# [Given text]
From The History of Martha's Vineyard, Dukes County, Massachusetts: Town annals By Charles Edward Banks
For sixteen years prior to his settlement on the Vineyard, about 1651 or 1652, Nicholas Butler had resided at Dorchester, Mass., whither he emigrated in 1636 from England. The ship's list names Nicholas Butler with three children and five servants as coming from Eastwell, Co. Kent, in that year, of whom John, who came here probably with his father, and Lydia who married John Minot of Dorchester, May 19 1647, are two. The third child is not known, as the son Henry did not reach New England for several years after, perhaps with his mother Joyce, and therefore is not to be counted at that time.
Nicholas is first mentioned in the records under date of May 8 in the records under date of May 8 1653, when he participated in one of the divisions of land. Two years prior to that, on Oct 15 1651, he had made his "well beloved sonne John Butler" his attorney to collect and pay debts, which may be the most probably indication of the time of his leaving Dorchester and entrusting the settlement of his affairs to his son. When he came to the Vineyard, he was well into middle life. Though the date of his birth is not known, yet the knowledge existing of his children's ages enables us to proximately fix his birth about the years 1595-1600, and his age at fifty five when he took up his residence at Edgartown.

# [Written exercise 1]
Collect every line from the entries below that contains the string "legend", with case counting.

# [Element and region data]
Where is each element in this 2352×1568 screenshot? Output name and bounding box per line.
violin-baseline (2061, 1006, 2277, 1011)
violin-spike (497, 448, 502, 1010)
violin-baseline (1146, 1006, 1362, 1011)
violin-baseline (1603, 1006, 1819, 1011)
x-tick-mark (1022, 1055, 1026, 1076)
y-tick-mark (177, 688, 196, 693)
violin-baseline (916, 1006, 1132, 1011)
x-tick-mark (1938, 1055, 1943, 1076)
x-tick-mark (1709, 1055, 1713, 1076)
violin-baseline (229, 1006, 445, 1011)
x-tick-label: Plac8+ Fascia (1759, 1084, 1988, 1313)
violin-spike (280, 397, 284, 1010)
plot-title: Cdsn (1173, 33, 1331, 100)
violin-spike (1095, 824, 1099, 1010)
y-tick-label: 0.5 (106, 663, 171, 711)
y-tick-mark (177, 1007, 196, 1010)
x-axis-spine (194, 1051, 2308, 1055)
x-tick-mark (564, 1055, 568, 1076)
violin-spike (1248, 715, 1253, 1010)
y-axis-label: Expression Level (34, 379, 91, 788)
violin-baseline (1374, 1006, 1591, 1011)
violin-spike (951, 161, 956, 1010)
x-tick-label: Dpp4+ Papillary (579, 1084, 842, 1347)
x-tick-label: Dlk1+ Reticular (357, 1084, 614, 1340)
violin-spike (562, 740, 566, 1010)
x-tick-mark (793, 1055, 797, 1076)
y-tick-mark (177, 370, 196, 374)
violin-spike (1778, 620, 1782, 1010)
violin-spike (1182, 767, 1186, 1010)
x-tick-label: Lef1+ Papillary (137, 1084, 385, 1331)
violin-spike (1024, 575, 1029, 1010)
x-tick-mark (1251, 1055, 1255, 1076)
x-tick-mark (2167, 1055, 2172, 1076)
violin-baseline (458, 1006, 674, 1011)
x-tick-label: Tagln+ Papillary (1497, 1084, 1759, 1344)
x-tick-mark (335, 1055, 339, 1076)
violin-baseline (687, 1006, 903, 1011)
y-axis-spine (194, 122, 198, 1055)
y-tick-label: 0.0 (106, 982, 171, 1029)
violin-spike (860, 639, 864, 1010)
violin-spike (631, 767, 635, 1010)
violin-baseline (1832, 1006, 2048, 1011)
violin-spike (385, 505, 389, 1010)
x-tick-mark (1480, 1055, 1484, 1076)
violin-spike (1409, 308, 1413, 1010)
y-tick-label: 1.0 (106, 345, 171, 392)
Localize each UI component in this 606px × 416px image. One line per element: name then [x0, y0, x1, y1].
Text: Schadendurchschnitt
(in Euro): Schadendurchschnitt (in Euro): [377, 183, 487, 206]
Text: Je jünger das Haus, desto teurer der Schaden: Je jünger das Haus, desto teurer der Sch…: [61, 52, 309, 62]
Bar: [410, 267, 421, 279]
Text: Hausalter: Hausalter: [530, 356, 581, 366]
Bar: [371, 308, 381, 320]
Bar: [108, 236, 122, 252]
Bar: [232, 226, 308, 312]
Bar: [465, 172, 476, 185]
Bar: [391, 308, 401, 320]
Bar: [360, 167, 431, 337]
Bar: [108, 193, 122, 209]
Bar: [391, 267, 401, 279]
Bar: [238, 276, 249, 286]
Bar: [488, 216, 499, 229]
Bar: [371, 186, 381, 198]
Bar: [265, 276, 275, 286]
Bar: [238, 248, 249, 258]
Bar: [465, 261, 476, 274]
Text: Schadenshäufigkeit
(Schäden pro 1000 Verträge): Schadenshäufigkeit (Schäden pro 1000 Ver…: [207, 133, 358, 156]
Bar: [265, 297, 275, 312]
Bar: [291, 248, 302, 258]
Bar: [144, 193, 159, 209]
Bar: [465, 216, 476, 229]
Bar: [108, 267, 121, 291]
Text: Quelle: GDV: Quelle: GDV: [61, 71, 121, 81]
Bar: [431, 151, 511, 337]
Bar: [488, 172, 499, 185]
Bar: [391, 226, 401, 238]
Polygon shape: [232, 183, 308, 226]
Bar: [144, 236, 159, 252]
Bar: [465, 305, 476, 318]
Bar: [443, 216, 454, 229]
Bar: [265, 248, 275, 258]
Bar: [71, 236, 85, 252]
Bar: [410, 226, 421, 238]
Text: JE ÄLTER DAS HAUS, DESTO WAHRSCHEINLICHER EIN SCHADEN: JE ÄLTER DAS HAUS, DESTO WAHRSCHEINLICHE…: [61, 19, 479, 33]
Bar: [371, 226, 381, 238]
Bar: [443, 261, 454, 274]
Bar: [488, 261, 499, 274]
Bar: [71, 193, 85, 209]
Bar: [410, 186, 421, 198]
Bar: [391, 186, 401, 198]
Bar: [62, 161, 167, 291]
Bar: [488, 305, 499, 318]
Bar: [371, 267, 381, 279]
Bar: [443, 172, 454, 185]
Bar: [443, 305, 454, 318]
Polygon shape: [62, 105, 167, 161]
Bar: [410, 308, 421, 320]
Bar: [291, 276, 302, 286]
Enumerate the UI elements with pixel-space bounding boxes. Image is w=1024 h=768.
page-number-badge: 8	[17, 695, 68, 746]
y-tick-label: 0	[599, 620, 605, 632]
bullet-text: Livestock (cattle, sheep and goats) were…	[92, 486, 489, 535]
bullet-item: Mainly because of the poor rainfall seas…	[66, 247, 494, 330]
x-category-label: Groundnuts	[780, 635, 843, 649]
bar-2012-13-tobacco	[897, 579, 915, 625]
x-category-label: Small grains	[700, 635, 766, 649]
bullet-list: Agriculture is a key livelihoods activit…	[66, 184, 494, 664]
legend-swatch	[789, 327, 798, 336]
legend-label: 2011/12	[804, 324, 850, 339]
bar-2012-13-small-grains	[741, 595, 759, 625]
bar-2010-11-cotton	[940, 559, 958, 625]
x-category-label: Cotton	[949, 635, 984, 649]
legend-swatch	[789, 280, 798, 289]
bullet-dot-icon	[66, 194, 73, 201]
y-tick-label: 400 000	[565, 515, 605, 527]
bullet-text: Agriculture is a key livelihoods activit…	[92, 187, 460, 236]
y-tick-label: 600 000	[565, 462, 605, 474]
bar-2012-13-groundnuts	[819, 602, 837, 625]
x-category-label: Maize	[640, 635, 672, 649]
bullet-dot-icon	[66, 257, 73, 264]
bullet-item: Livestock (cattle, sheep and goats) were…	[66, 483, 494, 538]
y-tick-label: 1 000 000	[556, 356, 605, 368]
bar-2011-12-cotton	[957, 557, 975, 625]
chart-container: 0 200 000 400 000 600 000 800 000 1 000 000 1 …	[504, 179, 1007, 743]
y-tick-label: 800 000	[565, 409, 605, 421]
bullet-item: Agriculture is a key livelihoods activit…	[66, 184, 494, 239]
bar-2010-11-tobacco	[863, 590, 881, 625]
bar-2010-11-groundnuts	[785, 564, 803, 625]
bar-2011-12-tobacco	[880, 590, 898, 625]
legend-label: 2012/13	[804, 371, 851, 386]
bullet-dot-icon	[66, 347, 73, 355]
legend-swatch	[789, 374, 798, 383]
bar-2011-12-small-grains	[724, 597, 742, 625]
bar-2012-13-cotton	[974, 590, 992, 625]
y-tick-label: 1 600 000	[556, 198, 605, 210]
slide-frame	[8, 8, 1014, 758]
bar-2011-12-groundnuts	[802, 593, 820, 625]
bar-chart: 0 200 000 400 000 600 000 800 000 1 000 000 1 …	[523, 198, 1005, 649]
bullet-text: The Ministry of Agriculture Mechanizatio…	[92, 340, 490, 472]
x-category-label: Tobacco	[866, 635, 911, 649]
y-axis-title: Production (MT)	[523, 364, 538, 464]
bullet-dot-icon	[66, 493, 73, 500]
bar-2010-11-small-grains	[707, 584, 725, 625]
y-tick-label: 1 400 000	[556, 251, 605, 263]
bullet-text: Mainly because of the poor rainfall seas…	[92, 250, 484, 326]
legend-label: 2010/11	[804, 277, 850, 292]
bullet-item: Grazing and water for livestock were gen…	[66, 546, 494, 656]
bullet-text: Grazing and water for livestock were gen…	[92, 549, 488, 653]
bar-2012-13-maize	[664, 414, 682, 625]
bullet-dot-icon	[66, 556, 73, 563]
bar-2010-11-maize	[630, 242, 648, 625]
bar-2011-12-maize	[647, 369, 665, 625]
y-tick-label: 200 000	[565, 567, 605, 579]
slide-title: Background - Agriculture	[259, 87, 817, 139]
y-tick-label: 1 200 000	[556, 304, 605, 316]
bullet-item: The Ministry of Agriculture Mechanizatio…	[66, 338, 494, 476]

# [Written exercise 2]
Print the Nicholas Butler passage above from "Nicholas is first" up to and including "residence at Edgartown.".

# [Exercise result 1]
legend-swatch	[789, 327, 798, 336]
legend-label: 2011/12	[804, 324, 850, 339]
legend-swatch	[789, 280, 798, 289]
legend-label: 2012/13	[804, 371, 851, 386]
legend-swatch	[789, 374, 798, 383]
legend-label: 2010/11	[804, 277, 850, 292]

# [Exercise result 2]
Nicholas is first mentioned in the records under date of May 8 in the records under date of May 8 1653, when he participated in one of the divisions of land. Two years prior to that, on Oct 15 1651, he had made his "well beloved sonne John Butler" his attorney to collect and pay debts, which may be the most probably indication of the time of his leaving Dorchester and entrusting the settlement of his affairs to his son. When he came to the Vineyard, he was well into middle life. Though the date of his birth is not known, yet the knowledge existing of his children's ages enables us to proximately fix his birth about the years 1595-1600, and his age at fifty five when he took up his residence at Edgartown.